_Provided material_
^^^^

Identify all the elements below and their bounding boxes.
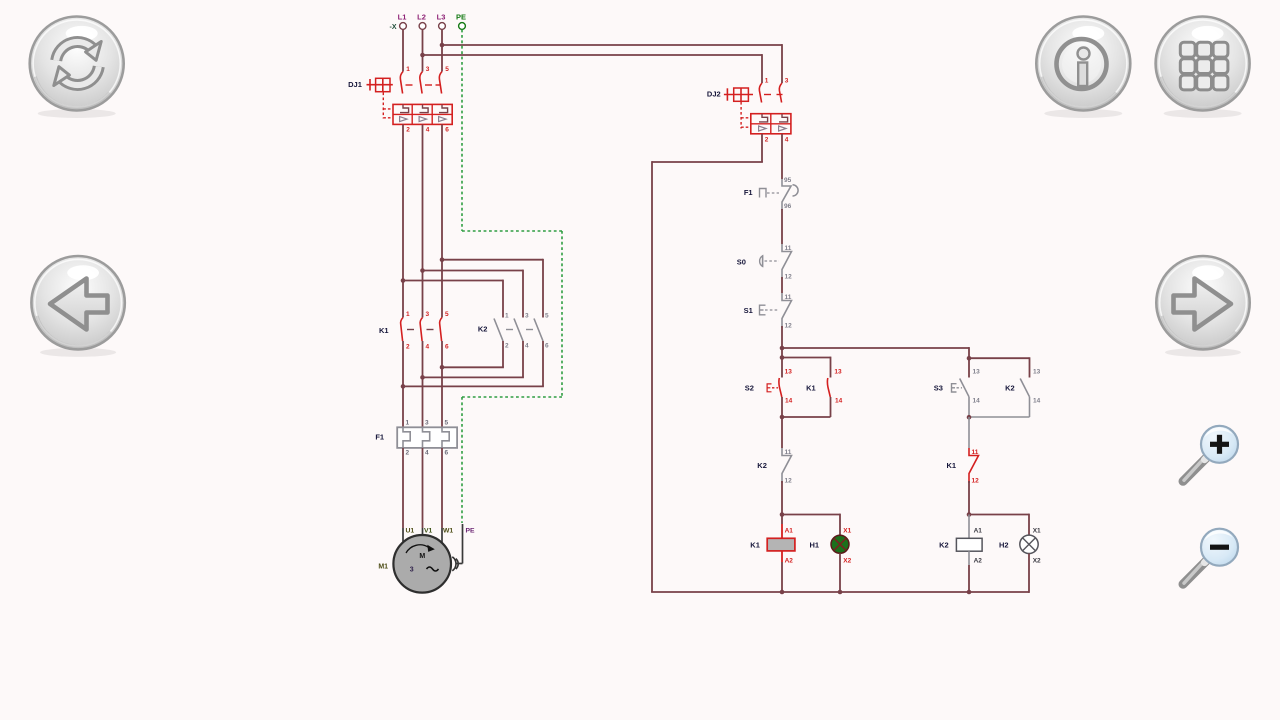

^^^^

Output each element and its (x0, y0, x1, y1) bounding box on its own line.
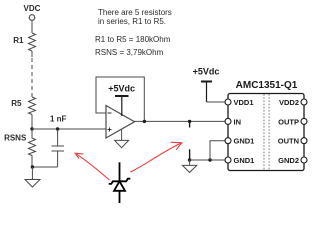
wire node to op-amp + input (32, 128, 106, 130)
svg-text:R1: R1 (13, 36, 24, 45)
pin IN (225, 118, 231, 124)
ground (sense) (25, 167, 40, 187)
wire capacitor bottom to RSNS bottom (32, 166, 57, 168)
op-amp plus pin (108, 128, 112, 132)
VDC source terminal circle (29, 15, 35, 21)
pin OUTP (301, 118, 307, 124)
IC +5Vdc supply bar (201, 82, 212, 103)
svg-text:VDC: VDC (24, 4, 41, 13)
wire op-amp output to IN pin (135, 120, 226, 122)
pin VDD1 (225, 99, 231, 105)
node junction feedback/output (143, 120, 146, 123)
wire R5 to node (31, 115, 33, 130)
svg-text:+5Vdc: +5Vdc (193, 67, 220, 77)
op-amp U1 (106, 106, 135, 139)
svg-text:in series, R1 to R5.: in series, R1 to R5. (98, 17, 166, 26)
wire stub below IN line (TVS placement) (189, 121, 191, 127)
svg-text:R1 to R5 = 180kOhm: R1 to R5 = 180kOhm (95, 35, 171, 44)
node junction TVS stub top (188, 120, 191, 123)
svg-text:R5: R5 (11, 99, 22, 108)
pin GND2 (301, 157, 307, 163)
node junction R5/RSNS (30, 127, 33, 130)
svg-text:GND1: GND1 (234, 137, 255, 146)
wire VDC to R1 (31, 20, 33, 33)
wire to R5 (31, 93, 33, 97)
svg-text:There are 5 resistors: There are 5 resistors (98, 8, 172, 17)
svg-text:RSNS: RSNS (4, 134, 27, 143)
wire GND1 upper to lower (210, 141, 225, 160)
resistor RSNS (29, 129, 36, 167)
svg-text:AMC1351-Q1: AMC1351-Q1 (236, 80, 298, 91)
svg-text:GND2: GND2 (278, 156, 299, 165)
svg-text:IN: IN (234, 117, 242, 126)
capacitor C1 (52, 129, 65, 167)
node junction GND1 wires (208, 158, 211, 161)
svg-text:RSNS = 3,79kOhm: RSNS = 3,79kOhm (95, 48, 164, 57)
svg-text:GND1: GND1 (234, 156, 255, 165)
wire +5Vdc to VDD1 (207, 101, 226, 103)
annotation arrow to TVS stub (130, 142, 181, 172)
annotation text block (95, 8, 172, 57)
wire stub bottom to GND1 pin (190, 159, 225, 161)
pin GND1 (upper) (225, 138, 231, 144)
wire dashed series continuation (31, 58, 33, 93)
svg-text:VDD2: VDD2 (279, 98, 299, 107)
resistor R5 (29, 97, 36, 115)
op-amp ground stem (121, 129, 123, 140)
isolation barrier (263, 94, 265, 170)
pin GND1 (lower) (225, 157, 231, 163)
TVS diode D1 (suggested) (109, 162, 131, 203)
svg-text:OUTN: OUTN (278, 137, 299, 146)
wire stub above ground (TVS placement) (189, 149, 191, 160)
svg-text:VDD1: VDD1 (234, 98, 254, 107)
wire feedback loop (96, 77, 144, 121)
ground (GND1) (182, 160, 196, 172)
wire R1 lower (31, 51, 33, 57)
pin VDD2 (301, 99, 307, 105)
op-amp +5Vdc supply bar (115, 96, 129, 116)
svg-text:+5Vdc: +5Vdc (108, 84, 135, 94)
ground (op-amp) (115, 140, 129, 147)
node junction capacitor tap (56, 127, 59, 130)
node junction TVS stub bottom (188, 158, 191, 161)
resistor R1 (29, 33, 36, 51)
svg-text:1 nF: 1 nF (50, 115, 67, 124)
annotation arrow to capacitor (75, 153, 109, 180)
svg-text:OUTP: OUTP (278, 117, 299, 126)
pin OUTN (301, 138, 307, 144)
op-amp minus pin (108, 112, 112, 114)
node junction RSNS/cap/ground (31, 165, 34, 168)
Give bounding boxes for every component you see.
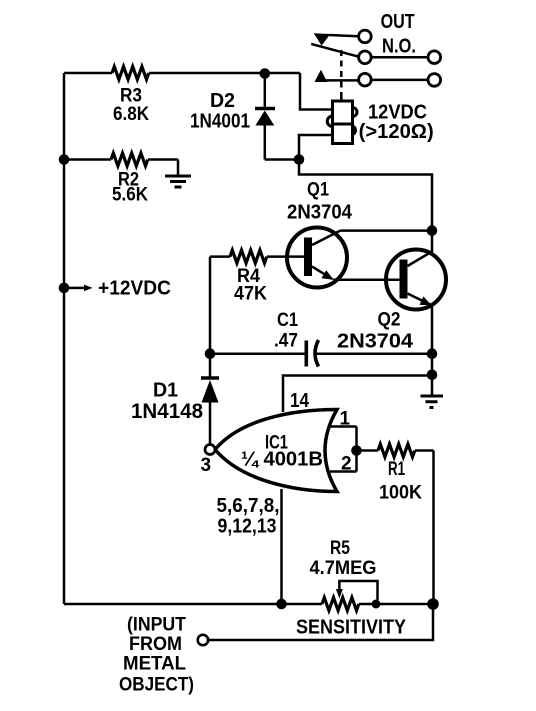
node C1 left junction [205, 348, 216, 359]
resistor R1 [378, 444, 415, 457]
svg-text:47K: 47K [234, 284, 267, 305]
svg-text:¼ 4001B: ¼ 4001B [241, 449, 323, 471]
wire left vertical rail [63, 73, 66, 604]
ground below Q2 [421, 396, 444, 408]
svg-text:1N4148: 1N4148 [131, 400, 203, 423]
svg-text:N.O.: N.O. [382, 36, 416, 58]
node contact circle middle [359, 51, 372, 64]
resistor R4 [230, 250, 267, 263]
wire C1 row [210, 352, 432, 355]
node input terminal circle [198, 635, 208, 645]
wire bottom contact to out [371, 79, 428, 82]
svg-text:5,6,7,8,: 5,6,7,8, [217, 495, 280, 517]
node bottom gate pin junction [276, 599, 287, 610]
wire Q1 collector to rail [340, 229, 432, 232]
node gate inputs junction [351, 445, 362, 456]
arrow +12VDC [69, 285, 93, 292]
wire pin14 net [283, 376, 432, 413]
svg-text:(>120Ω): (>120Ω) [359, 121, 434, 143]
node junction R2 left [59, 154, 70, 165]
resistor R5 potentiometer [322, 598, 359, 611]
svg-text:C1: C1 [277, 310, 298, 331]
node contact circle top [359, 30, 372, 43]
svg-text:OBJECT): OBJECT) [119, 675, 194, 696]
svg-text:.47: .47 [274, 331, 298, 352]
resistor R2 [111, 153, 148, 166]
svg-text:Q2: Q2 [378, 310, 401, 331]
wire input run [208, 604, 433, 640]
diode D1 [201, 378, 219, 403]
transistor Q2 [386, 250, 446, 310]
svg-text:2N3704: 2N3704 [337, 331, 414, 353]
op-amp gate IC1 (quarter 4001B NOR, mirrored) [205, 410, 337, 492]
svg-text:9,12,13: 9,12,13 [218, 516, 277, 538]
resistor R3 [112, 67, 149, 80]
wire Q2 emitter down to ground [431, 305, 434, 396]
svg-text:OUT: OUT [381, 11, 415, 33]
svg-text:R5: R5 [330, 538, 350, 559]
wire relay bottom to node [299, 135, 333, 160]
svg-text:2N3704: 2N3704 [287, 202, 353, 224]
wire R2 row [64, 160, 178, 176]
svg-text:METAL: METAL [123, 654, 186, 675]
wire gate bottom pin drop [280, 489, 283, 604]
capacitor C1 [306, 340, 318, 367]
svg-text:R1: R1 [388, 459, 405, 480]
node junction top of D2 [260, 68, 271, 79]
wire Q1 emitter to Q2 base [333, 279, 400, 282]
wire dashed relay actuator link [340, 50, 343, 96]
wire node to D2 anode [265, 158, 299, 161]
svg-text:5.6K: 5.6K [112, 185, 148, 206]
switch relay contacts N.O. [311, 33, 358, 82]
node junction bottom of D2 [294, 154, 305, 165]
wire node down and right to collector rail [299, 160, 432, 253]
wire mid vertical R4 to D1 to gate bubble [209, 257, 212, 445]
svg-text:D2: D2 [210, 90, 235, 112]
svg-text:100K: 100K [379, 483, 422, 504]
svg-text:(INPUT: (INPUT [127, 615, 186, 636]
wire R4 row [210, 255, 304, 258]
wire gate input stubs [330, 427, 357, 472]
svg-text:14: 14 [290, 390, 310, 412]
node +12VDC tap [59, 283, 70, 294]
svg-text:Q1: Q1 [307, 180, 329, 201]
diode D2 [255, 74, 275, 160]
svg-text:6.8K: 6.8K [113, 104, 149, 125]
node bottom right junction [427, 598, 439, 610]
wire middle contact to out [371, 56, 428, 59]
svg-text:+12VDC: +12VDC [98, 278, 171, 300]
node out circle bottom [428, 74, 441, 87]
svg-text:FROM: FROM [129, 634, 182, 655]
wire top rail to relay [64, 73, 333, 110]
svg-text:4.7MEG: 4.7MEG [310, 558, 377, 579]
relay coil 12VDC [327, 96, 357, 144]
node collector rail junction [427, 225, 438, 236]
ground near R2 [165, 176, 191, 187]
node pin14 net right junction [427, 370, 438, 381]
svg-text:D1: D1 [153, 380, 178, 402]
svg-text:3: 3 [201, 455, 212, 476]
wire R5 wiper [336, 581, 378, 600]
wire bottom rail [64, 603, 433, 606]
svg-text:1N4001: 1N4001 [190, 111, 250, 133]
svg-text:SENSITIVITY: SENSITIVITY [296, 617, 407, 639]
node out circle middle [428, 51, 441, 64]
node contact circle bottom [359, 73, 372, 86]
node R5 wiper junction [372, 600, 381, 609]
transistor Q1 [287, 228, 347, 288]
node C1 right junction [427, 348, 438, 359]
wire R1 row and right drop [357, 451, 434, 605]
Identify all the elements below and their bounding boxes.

^^^^

Please copy the data between the lines holding "Give bounding boxes" and "svg-text:¼ 4001B: ¼", inclusive, swapping "junction" for "joint" and changing nothing else. Omit the pictures.

Give bounding boxes for every component you see.
node C1 left joint [205, 348, 216, 359]
resistor R1 [378, 444, 415, 457]
svg-text:47K: 47K [234, 284, 267, 305]
svg-text:¼ 4001B: ¼ 4001B [241, 449, 323, 471]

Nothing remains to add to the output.